§ Task objective: Each entry below should be echoed exactly, with pictures omitted.

-- BEGIN --

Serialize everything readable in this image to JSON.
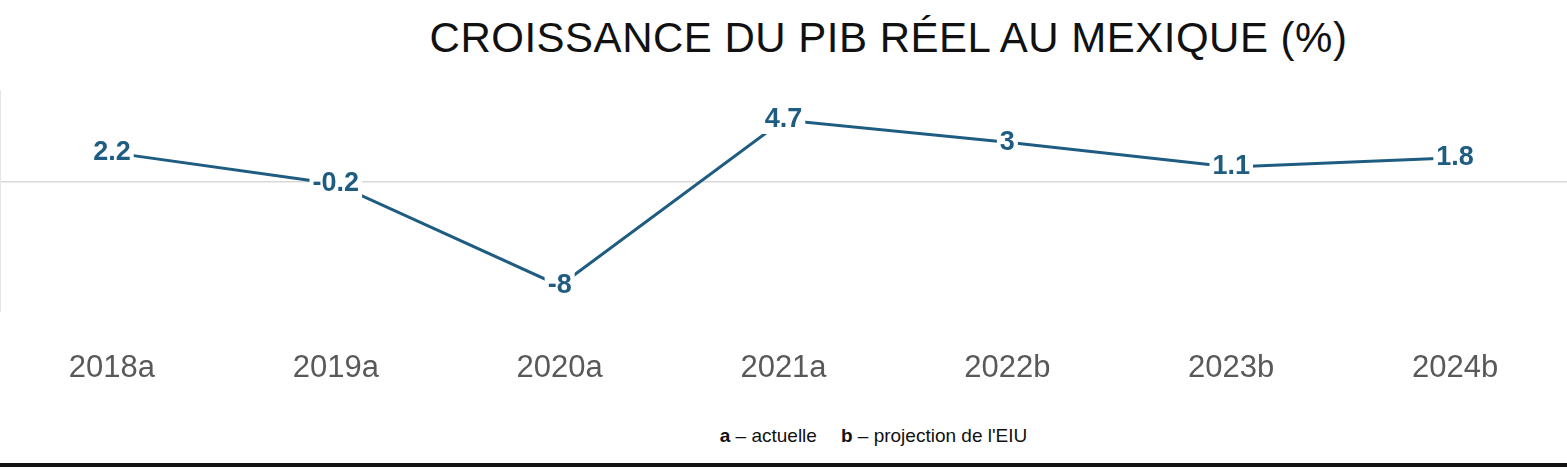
{
  "chart_data": {
    "type": "line",
    "title": "CROISSANCE DU PIB RÉEL AU MEXIQUE (%)",
    "categories": [
      "2018a",
      "2019a",
      "2020a",
      "2021a",
      "2022b",
      "2023b",
      "2024b"
    ],
    "values": [
      2.2,
      -0.2,
      -8,
      4.7,
      3,
      1.1,
      1.8
    ],
    "color": "#1f5c82",
    "ylim": [
      -10,
      7
    ],
    "yticks": [
      0
    ],
    "grid": true,
    "data_labels": true,
    "tick_labels": "x",
    "annotations": [
      "a – actuelle",
      "b – projection de l'EIU"
    ]
  }
}
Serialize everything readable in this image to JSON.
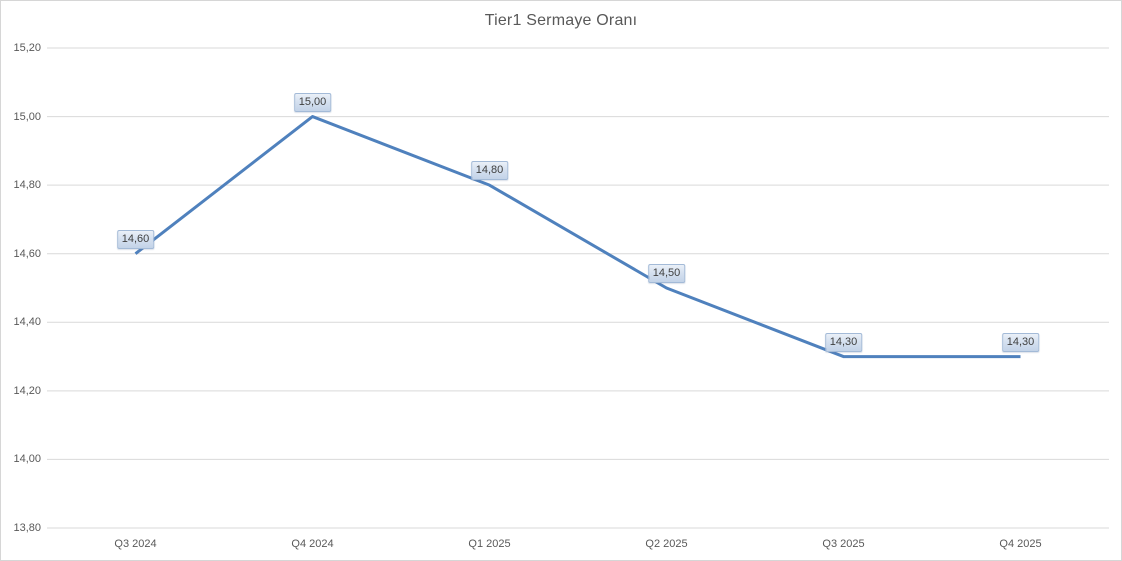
{
  "chart_data": {
    "type": "line",
    "title": "Tier1 Sermaye Oranı",
    "categories": [
      "Q3 2024",
      "Q4 2024",
      "Q1 2025",
      "Q2 2025",
      "Q3 2025",
      "Q4 2025"
    ],
    "series": [
      {
        "name": "Tier1 Sermaye Oranı",
        "values": [
          14.6,
          15.0,
          14.8,
          14.5,
          14.3,
          14.3
        ],
        "point_labels": [
          "14,60",
          "15,00",
          "14,80",
          "14,50",
          "14,30",
          "14,30"
        ]
      }
    ],
    "xlabel": "",
    "ylabel": "",
    "ylim": [
      13.8,
      15.2
    ],
    "y_tick_values": [
      15.2,
      15.0,
      14.8,
      14.6,
      14.4,
      14.2,
      14.0,
      13.8
    ],
    "y_tick_labels": [
      "15,20",
      "15,00",
      "14,80",
      "14,60",
      "14,40",
      "14,20",
      "14,00",
      "13,80"
    ],
    "grid": "horizontal",
    "legend_position": "none",
    "decimal_separator": ","
  },
  "colors": {
    "line": "#4f81bd",
    "gridline": "#d9d9d9",
    "axis_text": "#595959",
    "title_text": "#595959",
    "label_box_border": "#a3bad7",
    "label_box_fill_top": "#eaf0f8",
    "label_box_fill_bottom": "#c3d3e8",
    "frame_border": "#d6d6d6",
    "background": "#ffffff"
  }
}
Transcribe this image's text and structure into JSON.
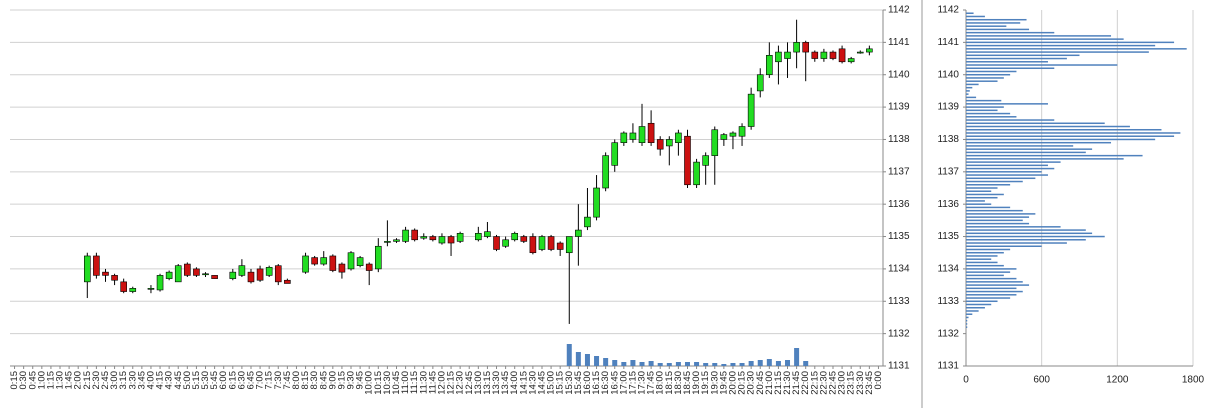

-- END --

§ The completed task:
Serialize everything readable in this image to JSON.
{
  "chart_data": {
    "type": "line",
    "title": "CROISSANCE DU PIB RÉEL AU MEXIQUE (%)",
    "categories": [
      "2018a",
      "2019a",
      "2020a",
      "2021a",
      "2022b",
      "2023b",
      "2024b"
    ],
    "values": [
      2.2,
      -0.2,
      -8,
      4.7,
      3,
      1.1,
      1.8
    ],
    "color": "#1f5c82",
    "ylim": [
      -10,
      7
    ],
    "yticks": [
      0
    ],
    "grid": true,
    "data_labels": true,
    "tick_labels": "x",
    "annotations": [
      "a – actuelle",
      "b – projection de l'EIU"
    ]
  }
}
Serialize everything readable in this image to JSON.
{
  "chart_data": {
    "type": "line",
    "title": "Tier1 Sermaye Oranı",
    "categories": [
      "Q3 2024",
      "Q4 2024",
      "Q1 2025",
      "Q2 2025",
      "Q3 2025",
      "Q4 2025"
    ],
    "series": [
      {
        "name": "Tier1 Sermaye Oranı",
        "values": [
          14.6,
          15.0,
          14.8,
          14.5,
          14.3,
          14.3
        ],
        "point_labels": [
          "14,60",
          "15,00",
          "14,80",
          "14,50",
          "14,30",
          "14,30"
        ]
      }
    ],
    "xlabel": "",
    "ylabel": "",
    "ylim": [
      13.8,
      15.2
    ],
    "y_tick_values": [
      15.2,
      15.0,
      14.8,
      14.6,
      14.4,
      14.2,
      14.0,
      13.8
    ],
    "y_tick_labels": [
      "15,20",
      "15,00",
      "14,80",
      "14,60",
      "14,40",
      "14,20",
      "14,00",
      "13,80"
    ],
    "grid": "horizontal",
    "legend_position": "none",
    "decimal_separator": ","
  },
  "colors": {
    "line": "#4f81bd",
    "gridline": "#d9d9d9",
    "axis_text": "#595959",
    "title_text": "#595959",
    "label_box_border": "#a3bad7",
    "label_box_fill_top": "#eaf0f8",
    "label_box_fill_bottom": "#c3d3e8",
    "frame_border": "#d6d6d6",
    "background": "#ffffff"
  }
}
Transcribe this image's text and structure into JSON.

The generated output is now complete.